» **Stated problem**: Read the material below and tally how many lines hold the word "name", giving the number and nothing else.

[Items from a data source]
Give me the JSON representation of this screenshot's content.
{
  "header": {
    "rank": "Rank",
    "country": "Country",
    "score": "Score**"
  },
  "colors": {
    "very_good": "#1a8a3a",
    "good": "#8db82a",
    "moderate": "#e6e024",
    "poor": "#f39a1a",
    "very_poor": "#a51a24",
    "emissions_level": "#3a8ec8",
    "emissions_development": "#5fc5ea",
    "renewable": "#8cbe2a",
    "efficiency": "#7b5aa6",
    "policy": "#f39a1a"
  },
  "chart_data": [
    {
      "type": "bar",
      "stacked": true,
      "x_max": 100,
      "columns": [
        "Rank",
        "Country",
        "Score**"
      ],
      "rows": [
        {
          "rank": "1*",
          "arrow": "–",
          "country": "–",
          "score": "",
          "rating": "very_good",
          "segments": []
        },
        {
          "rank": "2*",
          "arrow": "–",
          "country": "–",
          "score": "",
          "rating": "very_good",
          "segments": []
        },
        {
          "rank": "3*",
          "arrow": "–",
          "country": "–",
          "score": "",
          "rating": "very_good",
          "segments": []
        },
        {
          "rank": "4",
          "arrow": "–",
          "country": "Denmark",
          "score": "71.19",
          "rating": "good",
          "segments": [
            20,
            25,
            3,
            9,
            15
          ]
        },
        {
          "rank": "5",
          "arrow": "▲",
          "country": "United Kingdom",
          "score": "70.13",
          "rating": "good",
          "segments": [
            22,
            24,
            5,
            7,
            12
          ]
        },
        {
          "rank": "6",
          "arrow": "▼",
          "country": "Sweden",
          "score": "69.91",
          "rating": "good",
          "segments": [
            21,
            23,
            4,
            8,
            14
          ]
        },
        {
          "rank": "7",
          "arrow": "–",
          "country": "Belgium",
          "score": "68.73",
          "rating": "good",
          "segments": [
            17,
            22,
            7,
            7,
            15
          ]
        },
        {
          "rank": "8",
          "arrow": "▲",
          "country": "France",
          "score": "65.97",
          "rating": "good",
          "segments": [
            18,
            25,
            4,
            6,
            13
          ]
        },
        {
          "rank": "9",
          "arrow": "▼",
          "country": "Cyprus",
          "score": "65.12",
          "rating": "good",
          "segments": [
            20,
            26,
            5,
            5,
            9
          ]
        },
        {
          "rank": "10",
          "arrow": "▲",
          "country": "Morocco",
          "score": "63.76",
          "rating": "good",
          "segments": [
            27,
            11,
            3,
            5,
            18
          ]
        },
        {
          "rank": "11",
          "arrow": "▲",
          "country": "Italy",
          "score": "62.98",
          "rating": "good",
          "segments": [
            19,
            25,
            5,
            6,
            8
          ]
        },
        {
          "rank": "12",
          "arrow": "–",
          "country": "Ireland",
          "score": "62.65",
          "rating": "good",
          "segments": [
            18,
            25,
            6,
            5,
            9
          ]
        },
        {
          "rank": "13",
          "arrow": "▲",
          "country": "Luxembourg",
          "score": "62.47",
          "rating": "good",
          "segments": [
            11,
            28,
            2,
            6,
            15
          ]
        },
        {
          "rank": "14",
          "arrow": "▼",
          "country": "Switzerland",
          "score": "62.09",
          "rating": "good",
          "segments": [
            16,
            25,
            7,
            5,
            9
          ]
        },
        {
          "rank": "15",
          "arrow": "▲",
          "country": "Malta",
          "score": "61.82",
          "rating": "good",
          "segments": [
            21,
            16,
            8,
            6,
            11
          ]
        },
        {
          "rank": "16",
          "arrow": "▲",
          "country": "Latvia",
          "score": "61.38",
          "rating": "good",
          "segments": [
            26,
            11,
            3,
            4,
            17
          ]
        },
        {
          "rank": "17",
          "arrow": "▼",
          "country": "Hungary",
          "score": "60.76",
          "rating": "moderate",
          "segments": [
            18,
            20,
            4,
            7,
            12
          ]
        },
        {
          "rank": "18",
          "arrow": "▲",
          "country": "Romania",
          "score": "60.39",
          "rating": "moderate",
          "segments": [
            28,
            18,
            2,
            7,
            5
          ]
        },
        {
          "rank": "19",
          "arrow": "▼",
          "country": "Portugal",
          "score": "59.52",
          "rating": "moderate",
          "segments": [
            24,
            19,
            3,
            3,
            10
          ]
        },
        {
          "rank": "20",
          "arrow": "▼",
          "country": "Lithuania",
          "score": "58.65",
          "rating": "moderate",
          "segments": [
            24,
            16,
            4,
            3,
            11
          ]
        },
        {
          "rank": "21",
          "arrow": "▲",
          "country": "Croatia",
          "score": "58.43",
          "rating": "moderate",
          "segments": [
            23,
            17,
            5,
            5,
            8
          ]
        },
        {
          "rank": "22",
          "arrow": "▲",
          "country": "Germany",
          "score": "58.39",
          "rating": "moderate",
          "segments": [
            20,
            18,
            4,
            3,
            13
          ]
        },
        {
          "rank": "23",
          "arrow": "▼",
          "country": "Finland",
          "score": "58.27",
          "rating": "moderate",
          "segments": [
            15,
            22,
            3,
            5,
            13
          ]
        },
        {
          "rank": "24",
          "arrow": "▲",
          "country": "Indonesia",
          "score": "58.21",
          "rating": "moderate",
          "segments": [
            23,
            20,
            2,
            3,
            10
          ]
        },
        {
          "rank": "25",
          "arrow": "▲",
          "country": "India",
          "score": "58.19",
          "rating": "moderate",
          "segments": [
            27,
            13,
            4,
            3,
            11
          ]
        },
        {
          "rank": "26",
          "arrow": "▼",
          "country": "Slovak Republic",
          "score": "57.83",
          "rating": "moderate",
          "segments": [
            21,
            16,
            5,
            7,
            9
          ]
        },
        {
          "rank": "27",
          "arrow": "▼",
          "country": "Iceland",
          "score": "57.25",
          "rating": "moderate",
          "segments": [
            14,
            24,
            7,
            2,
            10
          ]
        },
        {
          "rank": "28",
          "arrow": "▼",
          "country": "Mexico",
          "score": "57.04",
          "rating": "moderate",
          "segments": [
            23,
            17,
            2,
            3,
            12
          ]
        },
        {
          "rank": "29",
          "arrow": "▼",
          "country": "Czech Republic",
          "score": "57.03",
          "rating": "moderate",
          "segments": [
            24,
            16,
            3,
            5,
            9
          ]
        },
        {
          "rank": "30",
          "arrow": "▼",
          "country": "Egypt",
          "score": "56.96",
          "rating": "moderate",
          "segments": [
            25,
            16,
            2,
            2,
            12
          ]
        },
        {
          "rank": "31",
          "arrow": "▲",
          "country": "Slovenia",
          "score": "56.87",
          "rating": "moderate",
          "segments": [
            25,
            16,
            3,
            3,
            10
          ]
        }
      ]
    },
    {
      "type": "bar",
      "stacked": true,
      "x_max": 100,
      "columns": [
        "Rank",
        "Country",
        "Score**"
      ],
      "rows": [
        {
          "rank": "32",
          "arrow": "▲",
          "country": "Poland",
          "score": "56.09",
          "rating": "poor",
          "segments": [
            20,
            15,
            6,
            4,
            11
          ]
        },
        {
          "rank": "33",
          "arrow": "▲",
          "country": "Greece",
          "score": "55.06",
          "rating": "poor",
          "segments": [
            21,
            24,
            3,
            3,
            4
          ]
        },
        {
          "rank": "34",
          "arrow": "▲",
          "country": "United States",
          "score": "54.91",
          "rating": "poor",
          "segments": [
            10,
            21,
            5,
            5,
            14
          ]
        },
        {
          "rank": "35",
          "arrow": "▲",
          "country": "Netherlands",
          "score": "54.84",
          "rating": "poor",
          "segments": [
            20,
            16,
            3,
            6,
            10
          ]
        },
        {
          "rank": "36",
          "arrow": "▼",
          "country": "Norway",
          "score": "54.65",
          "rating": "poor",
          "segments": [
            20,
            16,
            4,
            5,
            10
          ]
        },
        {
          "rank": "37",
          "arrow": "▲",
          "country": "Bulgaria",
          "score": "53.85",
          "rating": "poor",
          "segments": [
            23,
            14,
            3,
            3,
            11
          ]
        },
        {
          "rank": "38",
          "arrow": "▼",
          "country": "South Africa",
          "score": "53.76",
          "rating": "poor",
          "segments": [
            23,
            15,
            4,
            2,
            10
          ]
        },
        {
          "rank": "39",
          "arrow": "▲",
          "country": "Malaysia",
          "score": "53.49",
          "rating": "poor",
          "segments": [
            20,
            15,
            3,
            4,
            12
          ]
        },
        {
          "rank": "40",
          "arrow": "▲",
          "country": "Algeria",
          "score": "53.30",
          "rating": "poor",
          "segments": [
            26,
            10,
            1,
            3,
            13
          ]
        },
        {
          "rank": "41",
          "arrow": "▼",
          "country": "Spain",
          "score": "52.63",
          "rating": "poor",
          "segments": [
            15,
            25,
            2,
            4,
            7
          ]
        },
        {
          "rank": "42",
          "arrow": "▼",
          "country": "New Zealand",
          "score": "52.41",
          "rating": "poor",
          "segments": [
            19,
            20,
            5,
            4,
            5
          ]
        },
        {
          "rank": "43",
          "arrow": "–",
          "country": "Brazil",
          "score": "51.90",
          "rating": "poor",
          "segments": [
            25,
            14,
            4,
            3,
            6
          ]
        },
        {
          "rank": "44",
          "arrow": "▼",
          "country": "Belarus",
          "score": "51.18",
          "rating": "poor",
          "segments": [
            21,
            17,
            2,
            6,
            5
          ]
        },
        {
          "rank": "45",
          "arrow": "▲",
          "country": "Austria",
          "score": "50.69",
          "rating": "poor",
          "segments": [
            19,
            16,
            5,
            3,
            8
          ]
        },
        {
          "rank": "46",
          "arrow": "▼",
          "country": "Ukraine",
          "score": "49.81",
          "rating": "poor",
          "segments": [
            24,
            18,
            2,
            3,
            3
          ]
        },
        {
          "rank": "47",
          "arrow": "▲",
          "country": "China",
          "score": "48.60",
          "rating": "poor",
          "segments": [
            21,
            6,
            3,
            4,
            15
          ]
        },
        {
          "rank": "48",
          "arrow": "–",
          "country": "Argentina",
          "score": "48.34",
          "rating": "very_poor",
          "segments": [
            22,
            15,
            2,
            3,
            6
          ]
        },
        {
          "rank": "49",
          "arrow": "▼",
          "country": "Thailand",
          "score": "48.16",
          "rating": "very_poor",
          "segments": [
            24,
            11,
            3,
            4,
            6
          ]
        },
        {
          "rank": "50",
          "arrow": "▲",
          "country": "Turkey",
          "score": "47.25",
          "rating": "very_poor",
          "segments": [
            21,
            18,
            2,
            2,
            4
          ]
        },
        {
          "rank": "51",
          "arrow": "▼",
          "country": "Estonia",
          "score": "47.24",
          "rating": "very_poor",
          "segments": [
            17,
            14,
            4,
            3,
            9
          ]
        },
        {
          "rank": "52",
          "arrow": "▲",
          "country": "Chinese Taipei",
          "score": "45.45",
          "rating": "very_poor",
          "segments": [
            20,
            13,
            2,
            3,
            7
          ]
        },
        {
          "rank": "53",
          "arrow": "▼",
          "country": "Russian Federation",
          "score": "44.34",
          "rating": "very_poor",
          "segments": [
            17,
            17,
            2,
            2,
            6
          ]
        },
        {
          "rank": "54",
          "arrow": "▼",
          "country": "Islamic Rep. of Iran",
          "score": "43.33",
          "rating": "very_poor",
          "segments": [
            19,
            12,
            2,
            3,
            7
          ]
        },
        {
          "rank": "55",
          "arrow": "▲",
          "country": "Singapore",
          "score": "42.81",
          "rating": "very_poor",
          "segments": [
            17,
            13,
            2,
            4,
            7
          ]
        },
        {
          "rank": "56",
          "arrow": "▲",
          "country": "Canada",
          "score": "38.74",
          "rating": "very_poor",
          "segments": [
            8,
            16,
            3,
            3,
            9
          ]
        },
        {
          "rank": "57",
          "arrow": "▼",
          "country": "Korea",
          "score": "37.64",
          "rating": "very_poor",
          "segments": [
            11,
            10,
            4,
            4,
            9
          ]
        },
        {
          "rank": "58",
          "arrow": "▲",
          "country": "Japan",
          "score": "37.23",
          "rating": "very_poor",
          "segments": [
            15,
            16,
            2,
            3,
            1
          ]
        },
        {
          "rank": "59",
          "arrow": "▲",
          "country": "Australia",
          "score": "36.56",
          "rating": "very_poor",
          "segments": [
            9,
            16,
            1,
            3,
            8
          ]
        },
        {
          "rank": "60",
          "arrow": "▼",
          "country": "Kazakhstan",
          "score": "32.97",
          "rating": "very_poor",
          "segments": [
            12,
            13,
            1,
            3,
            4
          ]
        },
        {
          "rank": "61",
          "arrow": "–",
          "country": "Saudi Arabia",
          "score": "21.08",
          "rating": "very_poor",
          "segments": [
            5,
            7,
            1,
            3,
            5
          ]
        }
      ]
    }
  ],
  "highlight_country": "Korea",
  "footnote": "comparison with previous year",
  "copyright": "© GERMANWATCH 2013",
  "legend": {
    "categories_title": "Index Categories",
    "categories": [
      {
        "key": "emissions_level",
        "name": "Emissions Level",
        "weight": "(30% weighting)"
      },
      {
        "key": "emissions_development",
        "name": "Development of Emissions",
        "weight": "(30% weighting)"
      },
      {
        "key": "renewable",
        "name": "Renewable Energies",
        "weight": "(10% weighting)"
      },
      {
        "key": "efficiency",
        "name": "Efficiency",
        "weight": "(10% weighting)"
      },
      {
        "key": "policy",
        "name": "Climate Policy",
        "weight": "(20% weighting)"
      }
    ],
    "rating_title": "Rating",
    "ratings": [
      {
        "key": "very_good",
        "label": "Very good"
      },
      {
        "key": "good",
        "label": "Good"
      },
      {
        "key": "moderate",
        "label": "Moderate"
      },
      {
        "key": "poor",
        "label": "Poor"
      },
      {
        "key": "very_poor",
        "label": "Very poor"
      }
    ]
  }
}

» **Problem solution**: 5